[Description of the task]: Using the listing below, give the number of lines where "Властивості" appears, and nothing else.
**** Records provided ****
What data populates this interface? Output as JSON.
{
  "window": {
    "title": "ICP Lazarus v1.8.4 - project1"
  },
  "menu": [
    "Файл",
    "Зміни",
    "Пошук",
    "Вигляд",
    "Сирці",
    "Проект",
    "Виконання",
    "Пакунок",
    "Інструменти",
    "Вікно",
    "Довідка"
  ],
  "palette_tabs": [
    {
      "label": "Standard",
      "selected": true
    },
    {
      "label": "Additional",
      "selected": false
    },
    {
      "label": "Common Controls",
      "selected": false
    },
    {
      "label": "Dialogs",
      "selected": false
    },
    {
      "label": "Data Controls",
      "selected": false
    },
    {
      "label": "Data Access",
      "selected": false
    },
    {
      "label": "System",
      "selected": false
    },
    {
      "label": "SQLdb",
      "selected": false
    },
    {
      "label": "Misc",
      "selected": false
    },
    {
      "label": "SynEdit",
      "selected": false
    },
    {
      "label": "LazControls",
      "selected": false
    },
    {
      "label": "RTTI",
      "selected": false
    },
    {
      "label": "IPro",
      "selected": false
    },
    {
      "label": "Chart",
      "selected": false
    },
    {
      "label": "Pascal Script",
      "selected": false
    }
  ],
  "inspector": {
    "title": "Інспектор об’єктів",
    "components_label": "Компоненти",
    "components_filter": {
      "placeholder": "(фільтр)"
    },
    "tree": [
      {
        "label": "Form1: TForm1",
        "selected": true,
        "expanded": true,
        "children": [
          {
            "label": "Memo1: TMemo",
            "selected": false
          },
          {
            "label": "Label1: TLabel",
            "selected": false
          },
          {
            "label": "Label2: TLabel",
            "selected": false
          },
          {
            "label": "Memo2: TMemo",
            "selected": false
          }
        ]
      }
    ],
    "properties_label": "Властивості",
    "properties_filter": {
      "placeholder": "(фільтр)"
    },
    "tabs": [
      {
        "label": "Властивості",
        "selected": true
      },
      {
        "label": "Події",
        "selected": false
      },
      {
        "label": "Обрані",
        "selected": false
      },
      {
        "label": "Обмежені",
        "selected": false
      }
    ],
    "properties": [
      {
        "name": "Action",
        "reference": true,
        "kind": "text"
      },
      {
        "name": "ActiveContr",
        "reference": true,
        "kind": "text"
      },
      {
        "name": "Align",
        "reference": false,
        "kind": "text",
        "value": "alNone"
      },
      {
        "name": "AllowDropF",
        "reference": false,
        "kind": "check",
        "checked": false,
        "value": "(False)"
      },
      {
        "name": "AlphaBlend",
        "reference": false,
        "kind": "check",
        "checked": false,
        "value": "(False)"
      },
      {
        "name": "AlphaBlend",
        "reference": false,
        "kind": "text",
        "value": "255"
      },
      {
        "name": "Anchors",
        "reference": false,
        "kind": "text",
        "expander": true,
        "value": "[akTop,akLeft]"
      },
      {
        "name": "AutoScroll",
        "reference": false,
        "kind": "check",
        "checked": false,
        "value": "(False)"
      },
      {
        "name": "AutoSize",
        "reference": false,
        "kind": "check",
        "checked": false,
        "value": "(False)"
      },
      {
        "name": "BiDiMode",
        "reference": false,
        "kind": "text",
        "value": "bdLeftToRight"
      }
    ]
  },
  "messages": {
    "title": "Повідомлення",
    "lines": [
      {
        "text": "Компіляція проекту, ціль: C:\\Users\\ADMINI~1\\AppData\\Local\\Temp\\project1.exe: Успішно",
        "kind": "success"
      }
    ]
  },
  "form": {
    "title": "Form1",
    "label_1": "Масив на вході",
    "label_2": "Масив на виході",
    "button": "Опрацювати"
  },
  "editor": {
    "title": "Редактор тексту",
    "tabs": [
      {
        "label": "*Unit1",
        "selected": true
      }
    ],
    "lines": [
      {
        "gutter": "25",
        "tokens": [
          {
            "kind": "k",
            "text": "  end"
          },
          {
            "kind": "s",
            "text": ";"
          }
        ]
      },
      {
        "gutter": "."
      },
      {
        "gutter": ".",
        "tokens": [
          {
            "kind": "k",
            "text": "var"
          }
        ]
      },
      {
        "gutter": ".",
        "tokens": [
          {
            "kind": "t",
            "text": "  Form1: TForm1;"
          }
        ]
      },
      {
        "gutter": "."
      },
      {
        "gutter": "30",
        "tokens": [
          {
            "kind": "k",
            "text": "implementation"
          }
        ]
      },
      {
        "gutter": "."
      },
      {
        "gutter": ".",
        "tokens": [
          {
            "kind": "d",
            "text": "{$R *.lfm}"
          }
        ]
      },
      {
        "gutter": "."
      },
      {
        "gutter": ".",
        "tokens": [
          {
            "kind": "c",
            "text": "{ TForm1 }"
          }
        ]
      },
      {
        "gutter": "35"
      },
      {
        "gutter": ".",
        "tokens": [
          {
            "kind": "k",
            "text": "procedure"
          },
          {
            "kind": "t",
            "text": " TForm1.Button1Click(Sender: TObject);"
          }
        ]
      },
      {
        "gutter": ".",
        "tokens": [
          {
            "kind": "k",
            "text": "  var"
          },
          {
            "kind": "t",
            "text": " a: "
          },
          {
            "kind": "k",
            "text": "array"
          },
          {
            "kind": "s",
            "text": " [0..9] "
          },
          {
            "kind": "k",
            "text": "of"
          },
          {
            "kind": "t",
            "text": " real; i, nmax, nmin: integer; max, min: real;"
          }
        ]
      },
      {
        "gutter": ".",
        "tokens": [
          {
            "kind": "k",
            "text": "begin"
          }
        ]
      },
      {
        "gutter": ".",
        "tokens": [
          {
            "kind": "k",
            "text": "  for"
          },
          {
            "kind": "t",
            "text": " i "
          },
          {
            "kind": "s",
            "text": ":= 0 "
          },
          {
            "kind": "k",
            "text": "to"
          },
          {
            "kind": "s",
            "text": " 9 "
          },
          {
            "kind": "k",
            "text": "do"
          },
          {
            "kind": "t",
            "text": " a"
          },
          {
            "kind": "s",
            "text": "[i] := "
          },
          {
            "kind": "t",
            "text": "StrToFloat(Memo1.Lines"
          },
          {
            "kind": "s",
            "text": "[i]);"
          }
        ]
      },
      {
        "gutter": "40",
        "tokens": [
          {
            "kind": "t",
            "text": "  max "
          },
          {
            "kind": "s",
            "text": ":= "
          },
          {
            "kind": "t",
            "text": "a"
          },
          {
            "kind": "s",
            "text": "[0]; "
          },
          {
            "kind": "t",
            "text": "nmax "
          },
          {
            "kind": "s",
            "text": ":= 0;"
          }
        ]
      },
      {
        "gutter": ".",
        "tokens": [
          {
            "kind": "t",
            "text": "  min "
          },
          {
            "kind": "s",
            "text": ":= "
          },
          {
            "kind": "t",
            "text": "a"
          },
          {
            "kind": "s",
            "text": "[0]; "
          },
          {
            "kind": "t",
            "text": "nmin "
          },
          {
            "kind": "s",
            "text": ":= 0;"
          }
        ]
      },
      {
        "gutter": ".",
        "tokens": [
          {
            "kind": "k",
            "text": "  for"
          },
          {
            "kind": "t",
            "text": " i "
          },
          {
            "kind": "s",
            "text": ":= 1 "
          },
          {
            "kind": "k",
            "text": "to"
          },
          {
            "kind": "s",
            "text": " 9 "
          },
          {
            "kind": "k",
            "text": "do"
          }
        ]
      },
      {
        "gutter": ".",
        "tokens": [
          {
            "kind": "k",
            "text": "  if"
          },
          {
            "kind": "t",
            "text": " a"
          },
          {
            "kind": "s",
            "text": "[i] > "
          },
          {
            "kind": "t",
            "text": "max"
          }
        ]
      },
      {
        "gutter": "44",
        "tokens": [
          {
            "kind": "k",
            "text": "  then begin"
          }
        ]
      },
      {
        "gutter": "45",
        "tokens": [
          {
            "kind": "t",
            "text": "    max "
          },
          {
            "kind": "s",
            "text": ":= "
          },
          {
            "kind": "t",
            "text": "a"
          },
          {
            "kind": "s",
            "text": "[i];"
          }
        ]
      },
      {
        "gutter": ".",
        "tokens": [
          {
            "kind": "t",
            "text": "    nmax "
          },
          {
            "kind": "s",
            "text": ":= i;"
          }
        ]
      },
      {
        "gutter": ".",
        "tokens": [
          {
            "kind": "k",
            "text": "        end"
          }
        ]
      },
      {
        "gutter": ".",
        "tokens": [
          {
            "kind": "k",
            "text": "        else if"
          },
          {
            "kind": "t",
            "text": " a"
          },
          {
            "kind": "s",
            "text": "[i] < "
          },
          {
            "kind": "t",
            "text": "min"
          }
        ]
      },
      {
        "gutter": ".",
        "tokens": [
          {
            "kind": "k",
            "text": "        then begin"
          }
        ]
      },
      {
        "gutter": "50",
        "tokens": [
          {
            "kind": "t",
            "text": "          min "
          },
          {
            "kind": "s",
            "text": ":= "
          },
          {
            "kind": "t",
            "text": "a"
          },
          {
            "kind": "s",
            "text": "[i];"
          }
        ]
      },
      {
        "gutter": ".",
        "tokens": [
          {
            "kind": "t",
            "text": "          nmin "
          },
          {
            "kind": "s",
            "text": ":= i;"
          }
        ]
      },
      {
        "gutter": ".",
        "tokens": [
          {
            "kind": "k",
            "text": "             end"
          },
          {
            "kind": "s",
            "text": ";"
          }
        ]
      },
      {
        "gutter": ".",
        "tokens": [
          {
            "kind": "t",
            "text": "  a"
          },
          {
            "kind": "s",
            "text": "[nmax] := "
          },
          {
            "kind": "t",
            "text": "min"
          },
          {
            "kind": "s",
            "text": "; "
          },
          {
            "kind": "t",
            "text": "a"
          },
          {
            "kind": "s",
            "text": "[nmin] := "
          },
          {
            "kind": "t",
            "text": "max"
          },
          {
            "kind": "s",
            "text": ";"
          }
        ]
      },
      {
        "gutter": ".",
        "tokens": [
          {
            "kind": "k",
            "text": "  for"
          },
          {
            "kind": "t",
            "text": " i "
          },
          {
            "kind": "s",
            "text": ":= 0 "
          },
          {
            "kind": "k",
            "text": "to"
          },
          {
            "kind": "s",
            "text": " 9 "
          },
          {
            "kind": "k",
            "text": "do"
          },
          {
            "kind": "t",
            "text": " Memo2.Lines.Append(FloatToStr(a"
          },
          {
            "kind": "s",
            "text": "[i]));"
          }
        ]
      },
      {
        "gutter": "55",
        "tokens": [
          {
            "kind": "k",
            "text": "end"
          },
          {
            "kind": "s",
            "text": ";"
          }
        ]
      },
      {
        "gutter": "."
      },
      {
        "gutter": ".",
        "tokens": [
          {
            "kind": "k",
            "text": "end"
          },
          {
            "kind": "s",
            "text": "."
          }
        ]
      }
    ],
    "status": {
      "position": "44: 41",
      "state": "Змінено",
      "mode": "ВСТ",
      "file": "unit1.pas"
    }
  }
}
****
[Result of this task]: 2